Data excerpts:
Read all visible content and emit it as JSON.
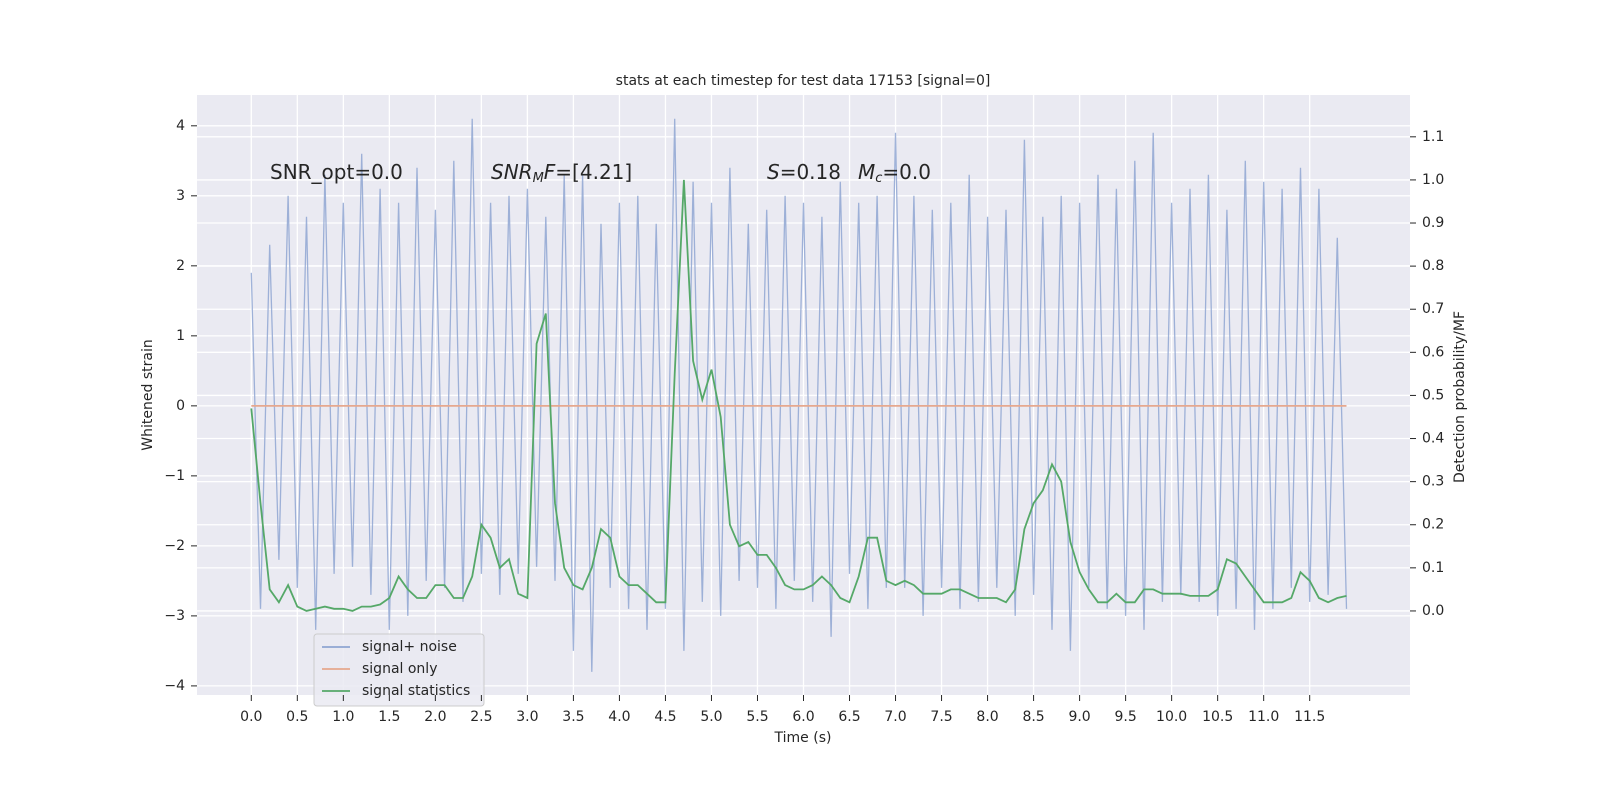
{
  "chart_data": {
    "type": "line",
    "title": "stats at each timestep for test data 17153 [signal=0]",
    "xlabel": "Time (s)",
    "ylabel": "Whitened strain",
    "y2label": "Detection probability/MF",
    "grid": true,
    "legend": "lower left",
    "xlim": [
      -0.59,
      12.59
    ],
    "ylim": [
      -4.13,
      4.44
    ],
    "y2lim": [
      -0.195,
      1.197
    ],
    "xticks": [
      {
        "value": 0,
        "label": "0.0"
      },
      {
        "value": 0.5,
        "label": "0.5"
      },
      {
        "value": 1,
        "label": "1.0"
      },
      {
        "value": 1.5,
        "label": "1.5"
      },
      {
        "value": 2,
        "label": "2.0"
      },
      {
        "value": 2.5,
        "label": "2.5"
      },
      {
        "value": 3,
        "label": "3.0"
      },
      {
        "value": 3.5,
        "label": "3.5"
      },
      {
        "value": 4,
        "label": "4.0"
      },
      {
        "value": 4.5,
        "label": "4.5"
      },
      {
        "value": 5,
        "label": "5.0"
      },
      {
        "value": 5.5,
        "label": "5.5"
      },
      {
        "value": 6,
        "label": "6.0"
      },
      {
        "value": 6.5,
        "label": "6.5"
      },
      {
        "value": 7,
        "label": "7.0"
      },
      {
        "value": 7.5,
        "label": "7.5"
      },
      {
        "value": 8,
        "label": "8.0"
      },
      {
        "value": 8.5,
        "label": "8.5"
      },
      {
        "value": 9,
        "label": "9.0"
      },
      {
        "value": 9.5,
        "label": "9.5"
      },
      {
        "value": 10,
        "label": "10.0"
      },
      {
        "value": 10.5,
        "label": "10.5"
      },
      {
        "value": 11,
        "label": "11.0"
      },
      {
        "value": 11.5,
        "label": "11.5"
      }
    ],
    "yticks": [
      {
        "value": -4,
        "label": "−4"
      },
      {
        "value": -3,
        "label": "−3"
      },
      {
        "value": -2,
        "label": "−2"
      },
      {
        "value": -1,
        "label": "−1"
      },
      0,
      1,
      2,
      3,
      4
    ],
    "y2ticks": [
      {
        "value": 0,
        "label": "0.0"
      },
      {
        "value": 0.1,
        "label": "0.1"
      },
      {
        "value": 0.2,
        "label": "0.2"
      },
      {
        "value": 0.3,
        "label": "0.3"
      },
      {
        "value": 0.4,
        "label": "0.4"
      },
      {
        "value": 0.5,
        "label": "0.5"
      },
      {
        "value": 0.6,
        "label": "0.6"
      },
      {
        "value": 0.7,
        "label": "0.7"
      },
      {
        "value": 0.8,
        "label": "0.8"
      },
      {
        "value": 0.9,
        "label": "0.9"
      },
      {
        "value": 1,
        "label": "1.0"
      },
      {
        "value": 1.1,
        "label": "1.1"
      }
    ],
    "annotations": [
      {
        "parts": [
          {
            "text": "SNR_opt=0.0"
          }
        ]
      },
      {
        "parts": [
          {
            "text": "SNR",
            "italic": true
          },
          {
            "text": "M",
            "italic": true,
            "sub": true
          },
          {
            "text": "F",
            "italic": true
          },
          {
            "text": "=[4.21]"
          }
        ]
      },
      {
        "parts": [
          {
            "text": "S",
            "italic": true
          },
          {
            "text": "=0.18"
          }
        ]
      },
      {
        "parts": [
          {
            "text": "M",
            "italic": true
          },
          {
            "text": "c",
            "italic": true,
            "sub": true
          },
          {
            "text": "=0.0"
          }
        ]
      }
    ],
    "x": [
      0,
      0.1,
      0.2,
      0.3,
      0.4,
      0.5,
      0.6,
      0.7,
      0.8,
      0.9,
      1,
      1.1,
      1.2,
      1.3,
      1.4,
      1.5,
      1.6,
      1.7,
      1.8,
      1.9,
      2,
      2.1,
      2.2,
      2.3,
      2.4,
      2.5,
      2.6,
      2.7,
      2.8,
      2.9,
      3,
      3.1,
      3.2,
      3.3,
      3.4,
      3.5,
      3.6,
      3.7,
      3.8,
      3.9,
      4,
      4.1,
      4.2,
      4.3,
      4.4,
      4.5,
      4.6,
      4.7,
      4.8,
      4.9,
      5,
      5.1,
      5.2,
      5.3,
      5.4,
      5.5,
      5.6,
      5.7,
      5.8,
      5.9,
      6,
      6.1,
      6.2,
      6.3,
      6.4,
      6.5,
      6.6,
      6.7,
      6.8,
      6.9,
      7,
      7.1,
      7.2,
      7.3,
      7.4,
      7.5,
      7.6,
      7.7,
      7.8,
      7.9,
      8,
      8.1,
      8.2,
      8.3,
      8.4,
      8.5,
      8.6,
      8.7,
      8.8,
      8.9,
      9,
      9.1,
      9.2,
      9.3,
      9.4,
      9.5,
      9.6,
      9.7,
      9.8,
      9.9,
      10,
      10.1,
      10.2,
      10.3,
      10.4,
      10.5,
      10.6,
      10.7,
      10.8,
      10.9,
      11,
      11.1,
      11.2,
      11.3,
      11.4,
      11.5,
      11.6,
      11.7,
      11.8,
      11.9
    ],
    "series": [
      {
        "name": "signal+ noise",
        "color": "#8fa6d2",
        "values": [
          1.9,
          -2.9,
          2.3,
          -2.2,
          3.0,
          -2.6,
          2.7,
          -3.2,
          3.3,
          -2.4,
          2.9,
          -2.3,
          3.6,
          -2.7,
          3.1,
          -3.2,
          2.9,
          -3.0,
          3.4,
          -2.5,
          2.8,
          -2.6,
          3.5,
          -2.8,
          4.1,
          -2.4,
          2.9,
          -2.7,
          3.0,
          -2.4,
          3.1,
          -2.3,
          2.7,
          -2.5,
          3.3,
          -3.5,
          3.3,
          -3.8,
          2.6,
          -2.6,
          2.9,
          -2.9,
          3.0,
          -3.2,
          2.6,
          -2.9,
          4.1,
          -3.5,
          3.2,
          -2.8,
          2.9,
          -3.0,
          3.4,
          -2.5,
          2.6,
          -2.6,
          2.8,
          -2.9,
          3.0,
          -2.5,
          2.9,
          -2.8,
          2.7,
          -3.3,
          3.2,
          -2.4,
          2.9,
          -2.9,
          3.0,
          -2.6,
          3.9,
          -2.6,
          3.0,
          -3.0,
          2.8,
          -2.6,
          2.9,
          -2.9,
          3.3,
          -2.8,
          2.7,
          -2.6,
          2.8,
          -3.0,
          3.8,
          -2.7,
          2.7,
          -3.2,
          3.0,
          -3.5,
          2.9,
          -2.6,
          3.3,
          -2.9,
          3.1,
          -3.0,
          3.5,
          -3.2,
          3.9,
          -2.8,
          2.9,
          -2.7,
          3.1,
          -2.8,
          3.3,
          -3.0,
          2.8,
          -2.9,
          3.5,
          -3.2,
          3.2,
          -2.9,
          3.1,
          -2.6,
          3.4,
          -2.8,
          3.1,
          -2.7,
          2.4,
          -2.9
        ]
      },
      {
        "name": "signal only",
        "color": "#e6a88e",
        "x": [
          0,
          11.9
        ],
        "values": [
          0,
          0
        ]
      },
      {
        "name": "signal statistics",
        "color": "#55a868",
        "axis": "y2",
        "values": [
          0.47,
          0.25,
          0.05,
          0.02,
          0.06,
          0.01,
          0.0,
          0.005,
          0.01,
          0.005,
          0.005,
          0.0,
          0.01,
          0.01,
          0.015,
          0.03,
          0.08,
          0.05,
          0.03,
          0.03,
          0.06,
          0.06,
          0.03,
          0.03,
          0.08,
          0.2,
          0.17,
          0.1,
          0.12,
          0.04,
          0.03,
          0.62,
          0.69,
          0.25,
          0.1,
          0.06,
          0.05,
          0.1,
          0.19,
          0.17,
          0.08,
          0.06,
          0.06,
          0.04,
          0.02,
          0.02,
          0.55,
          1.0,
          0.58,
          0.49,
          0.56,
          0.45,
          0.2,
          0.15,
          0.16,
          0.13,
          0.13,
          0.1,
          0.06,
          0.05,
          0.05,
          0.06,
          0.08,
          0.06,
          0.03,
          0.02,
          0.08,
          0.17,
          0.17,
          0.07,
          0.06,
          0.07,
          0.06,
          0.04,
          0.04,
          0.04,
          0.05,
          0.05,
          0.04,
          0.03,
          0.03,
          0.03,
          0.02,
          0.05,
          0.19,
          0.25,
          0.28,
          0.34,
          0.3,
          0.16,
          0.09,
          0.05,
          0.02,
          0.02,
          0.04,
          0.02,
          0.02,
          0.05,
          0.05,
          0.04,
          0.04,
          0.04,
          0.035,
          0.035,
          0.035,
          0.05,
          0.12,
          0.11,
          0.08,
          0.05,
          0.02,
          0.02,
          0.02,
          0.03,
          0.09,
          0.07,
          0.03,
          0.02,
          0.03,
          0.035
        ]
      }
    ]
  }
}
==
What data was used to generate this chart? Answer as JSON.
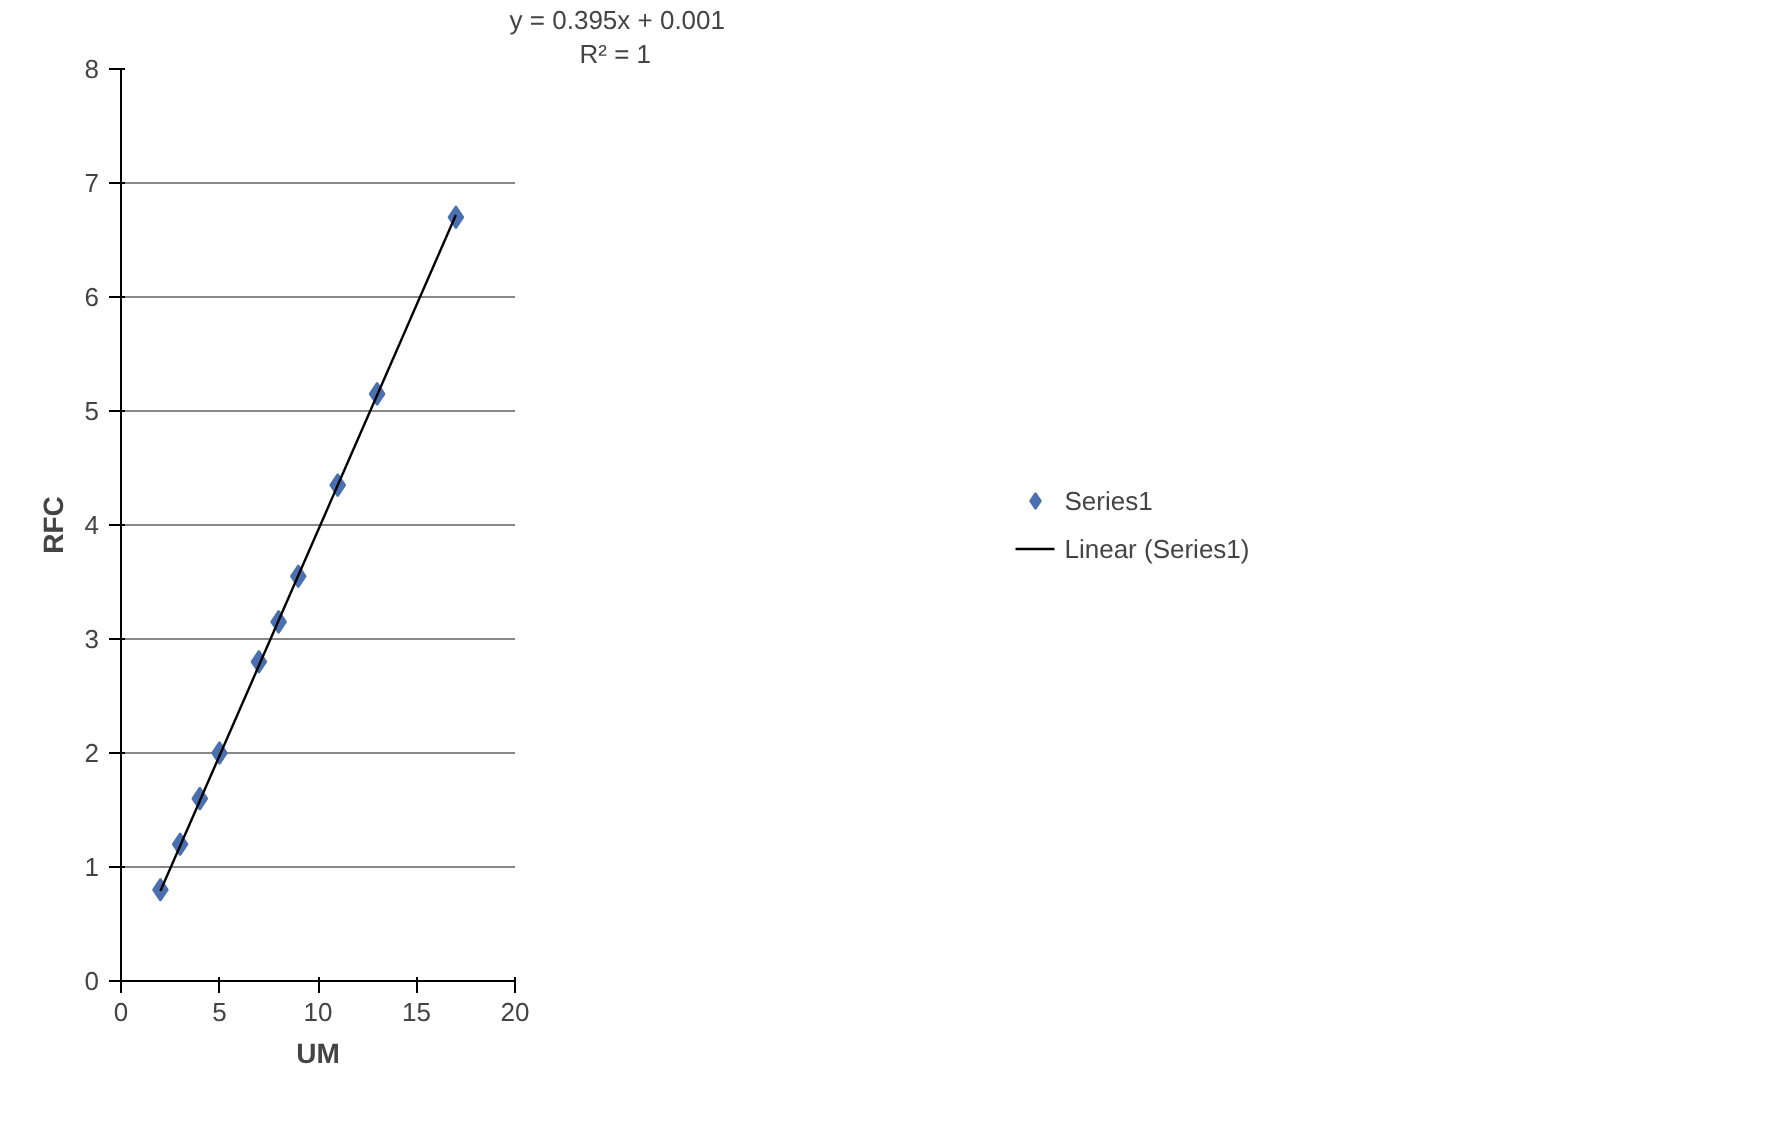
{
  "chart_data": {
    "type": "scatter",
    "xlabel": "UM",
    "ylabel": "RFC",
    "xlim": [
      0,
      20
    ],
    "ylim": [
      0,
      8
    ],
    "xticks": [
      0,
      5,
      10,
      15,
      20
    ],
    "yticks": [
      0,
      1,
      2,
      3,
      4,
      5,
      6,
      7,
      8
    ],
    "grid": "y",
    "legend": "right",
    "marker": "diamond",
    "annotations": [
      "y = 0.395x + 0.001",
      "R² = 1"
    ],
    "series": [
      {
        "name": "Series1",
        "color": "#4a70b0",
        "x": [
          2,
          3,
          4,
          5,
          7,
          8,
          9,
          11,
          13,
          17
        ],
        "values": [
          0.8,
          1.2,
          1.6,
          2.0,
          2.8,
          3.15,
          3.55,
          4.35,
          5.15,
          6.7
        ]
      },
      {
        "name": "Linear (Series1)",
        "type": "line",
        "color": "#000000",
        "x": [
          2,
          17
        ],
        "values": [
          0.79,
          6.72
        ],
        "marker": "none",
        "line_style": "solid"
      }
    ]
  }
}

Aim of the task:
Search the lines for the string "color" and copy every line that has it.

Answer to this exercise:
        "color": "#8fa6d2",
        "color": "#e6a88e",
        "color": "#55a868",
        "color": "#4a70b0",
        "color": "#000000",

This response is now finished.